*Fragmento seleccionado*.
SITUACIÓN DE YAGO IGLESIAS

Lo primero por decidir debe ser la continuidad, o no, de Yago Iglesias como entrenador de la primera plantilla.

El técnico acaba contrato, fiel a su filosofía de no comprometerse por más de una temporada. "Nosotros trabajamos siempre año a año, sabéis que el fútbol es muy volátil, pero mi intención es estar muchos años en el club, es un proyecto que yo lo veo de crecimiento mutuo", aseguró el preparador en su ya lejana presentación como entrenador del Pontevedra en junio de 2023.

Yago se ha ganado a pulso que se le ofrezca la renovación, pero las partes deben sentarse a negociar.

Lo que no debería pasar, a tenor de lo sucedido en las dos últimas campañas, es lo vivido tras el último ascenso, con una negociación con el aquel entonces entrenador, Ángel Rodríguez, que tardó alrededor de tres semanas en producirse una vez finalizada la temporada y que se cerró con la salida del técnico rumbo al Hércules. Eso provocó que la confirmación de Antonio Fernández en el puesto tardase hasta el mes de julio en llegar, a pocos días de iniciarse los entrenamientos y con la plantilla ya prácticamente confeccionada.

RENOVACIONES Y FICHAJES

Algo similar pasa con los futbolistas, con una gran parte de la plantilla granate finalizando su vinculación contractual.

De la actual nómina de futbolistas sólo Yelko Pino firmó el pasado año un contrato hasta 2026, al que se sumaron en invierno fichajes como Brais Abelenda y Miguel Cuesta. Sin haber trascencido todavía si se producirán renovaciones automáticas por objetivos, habrá trabajo desde la dirección deportiva.

*Información extraída*.
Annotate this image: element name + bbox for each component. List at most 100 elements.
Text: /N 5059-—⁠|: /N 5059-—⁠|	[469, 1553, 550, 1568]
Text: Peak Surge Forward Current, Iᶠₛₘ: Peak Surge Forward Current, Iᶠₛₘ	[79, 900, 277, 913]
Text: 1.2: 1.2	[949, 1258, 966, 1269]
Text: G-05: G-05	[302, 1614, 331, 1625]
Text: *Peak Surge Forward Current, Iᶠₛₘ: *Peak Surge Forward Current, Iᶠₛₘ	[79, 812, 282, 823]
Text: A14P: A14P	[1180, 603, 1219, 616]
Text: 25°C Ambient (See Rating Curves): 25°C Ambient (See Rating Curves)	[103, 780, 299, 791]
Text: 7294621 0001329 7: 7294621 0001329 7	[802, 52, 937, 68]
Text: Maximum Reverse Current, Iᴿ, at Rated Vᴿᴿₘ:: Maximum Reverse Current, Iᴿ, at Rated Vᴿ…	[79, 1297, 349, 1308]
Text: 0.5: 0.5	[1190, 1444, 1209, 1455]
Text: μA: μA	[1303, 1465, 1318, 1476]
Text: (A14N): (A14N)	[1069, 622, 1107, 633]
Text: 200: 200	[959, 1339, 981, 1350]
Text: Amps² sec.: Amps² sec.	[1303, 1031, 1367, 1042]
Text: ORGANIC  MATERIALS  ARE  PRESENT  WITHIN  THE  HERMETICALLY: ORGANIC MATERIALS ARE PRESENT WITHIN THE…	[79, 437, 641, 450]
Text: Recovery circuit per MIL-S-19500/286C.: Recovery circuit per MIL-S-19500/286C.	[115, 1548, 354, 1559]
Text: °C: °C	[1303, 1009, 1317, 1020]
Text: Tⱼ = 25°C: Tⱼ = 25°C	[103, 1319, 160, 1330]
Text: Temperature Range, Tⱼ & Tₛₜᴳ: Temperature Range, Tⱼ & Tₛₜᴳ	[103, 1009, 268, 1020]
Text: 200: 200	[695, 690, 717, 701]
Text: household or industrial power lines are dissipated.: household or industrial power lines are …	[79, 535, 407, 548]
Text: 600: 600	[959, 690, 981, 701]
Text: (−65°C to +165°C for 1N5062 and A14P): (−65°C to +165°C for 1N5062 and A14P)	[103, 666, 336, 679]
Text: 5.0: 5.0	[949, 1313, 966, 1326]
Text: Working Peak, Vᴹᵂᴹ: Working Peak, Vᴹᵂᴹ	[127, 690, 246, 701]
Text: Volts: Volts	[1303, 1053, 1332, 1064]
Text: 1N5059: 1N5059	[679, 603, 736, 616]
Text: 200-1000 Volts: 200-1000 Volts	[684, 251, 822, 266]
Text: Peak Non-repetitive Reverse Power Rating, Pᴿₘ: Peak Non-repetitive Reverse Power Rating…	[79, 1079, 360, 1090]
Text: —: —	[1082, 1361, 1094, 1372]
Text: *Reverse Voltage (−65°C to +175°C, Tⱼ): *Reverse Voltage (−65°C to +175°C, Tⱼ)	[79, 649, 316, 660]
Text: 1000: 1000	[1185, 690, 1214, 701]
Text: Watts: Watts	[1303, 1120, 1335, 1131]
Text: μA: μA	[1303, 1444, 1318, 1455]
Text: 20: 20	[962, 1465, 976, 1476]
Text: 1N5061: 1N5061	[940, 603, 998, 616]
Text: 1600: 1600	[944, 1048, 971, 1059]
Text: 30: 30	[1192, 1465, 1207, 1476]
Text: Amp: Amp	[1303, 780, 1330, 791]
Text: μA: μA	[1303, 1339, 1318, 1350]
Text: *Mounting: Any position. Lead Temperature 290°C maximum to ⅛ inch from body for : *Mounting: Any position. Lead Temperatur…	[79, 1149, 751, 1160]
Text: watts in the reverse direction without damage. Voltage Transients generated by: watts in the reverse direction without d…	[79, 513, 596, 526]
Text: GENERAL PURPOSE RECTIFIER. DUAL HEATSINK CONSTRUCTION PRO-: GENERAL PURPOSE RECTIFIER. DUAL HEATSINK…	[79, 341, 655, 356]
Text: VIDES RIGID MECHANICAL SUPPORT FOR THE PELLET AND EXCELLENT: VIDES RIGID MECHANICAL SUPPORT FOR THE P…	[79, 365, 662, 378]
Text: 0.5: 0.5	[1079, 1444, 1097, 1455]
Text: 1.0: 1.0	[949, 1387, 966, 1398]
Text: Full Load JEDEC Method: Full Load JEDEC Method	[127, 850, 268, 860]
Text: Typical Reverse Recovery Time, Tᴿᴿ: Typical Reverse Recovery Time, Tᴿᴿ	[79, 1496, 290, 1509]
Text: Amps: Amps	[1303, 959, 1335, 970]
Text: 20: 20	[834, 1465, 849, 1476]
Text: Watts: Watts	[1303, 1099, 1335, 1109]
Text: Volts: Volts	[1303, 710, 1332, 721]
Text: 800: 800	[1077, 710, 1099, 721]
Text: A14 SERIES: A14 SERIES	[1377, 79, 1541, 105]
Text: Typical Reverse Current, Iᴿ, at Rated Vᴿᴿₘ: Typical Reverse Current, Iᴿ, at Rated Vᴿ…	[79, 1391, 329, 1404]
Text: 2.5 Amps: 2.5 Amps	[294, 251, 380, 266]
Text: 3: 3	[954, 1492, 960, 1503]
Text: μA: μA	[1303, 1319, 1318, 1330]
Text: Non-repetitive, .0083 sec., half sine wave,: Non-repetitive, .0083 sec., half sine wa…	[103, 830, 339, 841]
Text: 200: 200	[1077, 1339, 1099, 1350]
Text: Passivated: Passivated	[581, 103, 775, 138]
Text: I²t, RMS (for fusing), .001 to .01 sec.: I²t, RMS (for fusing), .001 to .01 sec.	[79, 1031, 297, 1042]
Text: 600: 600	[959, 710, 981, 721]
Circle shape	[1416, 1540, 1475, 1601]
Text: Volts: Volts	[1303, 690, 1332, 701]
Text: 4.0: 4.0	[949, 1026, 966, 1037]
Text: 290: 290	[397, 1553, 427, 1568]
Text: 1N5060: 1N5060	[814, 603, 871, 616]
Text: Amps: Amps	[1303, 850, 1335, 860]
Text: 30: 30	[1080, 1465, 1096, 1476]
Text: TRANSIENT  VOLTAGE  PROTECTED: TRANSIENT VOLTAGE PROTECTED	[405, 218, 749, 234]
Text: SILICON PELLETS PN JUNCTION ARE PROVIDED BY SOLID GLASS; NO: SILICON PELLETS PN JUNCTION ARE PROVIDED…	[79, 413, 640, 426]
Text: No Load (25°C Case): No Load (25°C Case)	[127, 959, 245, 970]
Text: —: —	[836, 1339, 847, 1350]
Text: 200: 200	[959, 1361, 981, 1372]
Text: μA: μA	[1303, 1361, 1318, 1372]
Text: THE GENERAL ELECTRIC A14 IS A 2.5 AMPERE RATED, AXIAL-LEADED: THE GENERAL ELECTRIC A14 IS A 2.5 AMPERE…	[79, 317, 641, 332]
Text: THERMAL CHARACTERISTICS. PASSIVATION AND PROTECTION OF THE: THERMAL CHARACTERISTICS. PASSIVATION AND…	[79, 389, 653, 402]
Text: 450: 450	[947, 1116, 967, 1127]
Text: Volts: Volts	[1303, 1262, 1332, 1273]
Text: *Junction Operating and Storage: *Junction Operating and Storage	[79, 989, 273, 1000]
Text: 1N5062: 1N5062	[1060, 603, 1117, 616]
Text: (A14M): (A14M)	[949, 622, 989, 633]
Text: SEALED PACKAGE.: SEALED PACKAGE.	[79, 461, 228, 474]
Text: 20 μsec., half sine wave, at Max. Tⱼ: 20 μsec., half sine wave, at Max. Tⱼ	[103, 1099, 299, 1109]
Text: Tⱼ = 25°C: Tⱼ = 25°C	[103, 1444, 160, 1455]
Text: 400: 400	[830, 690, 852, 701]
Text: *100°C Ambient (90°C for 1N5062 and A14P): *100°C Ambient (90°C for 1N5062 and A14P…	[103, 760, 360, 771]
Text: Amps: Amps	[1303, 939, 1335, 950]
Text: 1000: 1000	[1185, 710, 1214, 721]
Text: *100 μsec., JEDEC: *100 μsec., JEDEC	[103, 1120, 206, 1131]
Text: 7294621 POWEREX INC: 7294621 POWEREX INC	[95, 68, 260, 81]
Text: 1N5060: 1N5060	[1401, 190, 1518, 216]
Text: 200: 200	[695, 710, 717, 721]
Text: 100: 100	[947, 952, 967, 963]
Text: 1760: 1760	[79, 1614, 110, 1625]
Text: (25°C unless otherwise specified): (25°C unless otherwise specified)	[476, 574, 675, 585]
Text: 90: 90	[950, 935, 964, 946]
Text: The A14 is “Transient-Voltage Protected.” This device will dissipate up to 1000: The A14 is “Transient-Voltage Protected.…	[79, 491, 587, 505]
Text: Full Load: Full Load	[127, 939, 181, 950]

*Ejercicios propuestos*.
a – Según el fragmento seleccionado, ¿a qué club se marchó Ángel Rodríguez tras la negociación posterior al último ascenso?
b – Reproduce el pasaje del fragmento seleccionado que empieza por "Lo que no debería" y continúa hasta "ya prácticamente confeccionada.".
Los registros no tienen relación con el fragmento seleccionado.

*Ejercicios resueltos*.
a – Al Hércules.

b –
Lo que no debería pasar, a tenor de lo sucedido en las dos últimas campañas, es lo vivido tras el último ascenso, con una negociación con el aquel entonces entrenador, Ángel Rodríguez, que tardó alrededor de tres semanas en producirse una vez finalizada la temporada y que se cerró con la salida del técnico rumbo al Hércules. Eso provocó que la confirmación de Antonio Fernández en el puesto tardase hasta el mes de julio en llegar, a pocos días de iniciarse los entrenamientos y con la plantilla ya prácticamente confeccionada.